> TASK BRIEF: Each line containing the word "paterfamilias" should be found and copied.

> Data entries:
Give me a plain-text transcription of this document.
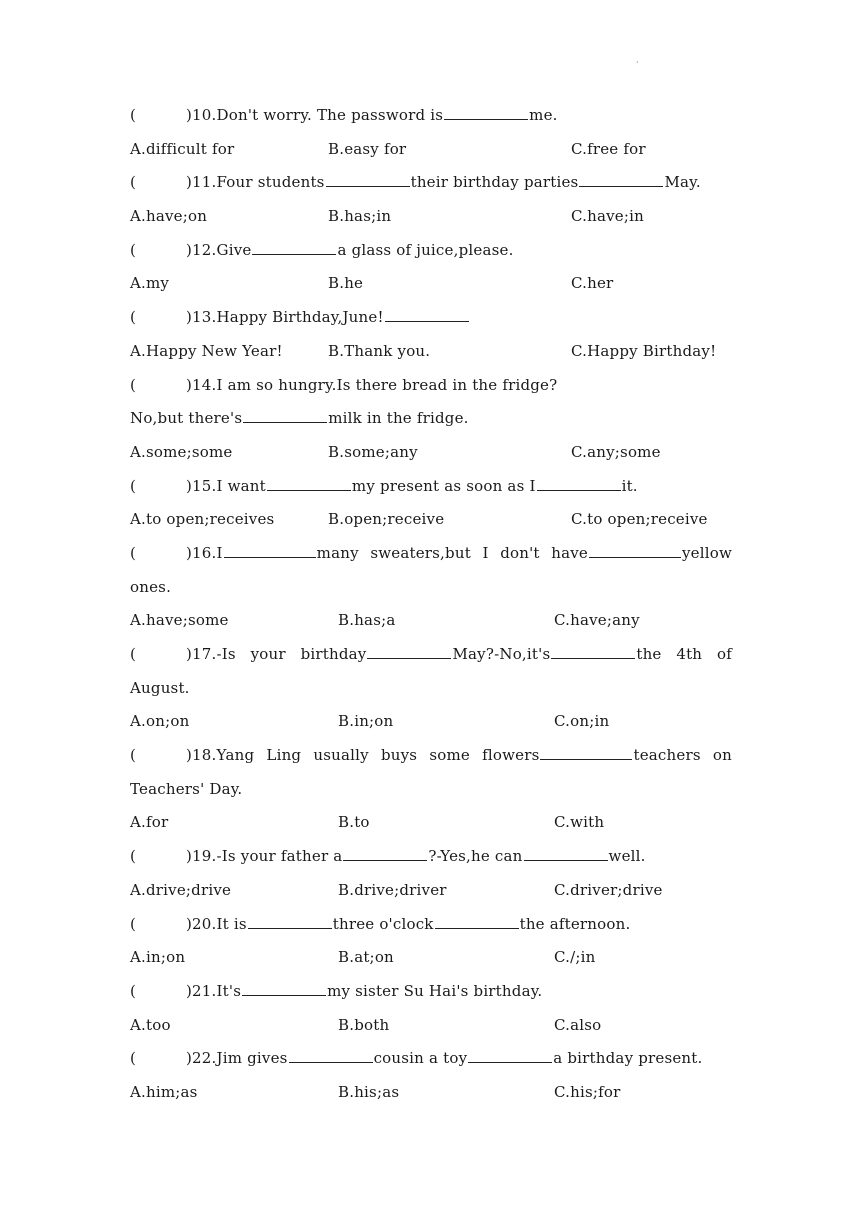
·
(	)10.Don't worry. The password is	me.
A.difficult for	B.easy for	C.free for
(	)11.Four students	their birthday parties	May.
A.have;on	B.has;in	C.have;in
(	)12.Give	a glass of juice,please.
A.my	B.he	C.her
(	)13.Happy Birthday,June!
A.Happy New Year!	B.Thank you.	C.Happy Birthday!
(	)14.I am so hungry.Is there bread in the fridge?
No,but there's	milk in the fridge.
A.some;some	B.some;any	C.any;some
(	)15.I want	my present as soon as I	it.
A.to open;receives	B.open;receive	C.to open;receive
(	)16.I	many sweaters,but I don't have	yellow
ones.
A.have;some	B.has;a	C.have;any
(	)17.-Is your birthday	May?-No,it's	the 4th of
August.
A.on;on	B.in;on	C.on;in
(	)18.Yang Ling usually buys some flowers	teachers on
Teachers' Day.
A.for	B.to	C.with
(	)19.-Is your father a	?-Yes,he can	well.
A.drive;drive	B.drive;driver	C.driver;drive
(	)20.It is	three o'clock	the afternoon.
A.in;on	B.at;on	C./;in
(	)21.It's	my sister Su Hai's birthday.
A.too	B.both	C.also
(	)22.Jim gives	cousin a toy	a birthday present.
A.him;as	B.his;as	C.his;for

==

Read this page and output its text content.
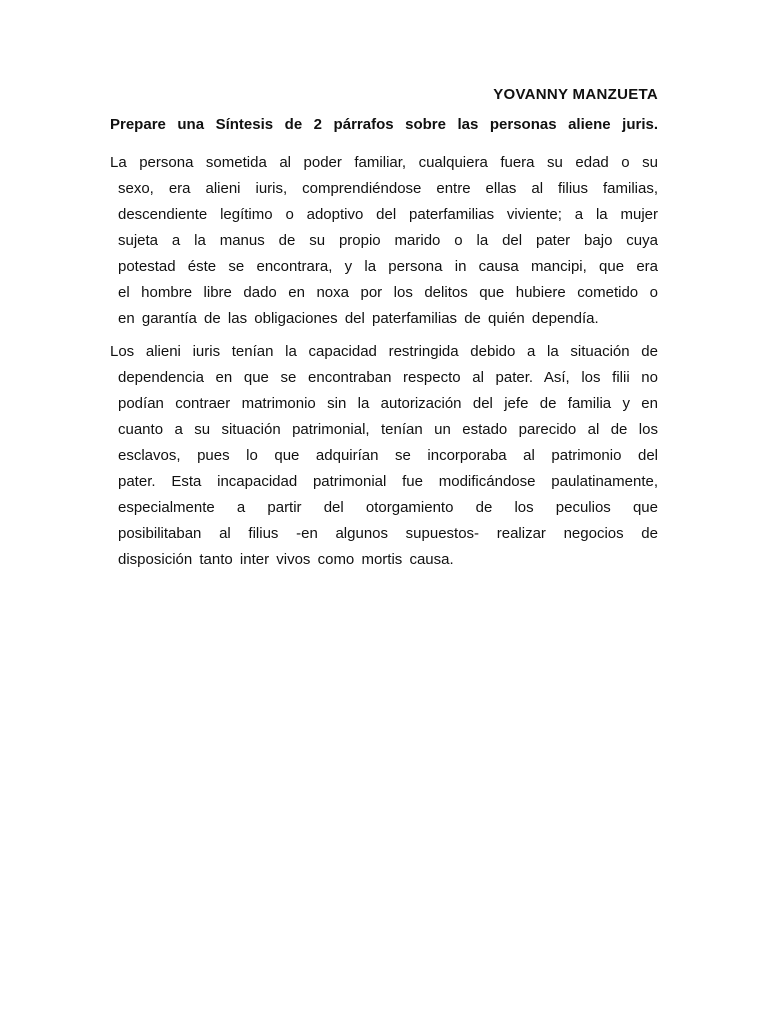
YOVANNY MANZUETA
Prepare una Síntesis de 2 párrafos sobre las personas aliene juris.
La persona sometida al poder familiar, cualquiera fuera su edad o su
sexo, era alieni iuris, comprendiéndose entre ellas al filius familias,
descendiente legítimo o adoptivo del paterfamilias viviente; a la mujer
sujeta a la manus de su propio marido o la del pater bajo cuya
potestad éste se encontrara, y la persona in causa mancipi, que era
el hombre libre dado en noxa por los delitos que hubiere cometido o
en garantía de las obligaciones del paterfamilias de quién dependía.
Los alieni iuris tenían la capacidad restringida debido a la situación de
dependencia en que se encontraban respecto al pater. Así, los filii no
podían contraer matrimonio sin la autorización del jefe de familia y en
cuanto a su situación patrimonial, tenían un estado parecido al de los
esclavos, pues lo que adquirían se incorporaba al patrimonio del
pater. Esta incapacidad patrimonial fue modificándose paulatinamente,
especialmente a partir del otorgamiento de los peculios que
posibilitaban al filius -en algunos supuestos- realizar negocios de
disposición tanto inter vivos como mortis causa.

> SOLVED EXERCISE:
descendiente legítimo o adoptivo del paterfamilias viviente; a la mujer
en garantía de las obligaciones del paterfamilias de quién dependía.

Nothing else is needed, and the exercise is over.